Work instructions - In the listing below, locate the lines that hold "Maharashtra" and copy them.

Source data -
────────

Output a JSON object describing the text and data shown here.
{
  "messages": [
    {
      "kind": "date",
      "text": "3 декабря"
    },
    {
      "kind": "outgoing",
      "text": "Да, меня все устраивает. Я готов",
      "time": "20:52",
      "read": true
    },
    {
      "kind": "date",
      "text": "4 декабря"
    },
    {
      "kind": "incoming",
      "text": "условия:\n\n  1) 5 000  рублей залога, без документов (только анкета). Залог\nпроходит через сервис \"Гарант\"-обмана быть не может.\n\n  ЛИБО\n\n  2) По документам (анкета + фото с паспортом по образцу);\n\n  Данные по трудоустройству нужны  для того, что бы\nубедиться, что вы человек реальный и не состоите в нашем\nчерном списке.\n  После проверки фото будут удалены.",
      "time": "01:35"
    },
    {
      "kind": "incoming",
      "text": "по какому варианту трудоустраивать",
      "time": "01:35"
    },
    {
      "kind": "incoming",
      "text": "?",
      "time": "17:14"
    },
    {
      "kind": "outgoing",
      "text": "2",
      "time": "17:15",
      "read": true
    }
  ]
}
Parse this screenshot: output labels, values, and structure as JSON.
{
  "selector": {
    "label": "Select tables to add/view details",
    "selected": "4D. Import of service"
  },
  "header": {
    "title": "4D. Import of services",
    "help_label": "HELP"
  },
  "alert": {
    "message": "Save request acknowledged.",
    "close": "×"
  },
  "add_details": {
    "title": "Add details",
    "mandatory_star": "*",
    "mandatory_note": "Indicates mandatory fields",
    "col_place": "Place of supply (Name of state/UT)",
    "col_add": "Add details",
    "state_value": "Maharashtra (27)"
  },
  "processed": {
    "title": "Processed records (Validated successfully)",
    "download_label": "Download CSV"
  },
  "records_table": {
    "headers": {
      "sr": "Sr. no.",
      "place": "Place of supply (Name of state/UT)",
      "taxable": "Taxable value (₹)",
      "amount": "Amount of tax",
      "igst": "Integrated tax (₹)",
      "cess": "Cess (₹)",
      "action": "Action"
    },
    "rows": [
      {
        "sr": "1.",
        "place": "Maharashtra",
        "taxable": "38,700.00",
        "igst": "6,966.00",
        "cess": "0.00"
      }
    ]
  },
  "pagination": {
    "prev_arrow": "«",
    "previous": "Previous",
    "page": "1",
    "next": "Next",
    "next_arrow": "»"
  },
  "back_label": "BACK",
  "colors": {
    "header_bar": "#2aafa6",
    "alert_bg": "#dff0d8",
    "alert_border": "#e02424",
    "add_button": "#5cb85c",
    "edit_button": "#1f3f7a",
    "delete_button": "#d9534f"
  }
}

────────

Problem solution -
    "state_value": "Maharashtra (27)"
        "place": "Maharashtra",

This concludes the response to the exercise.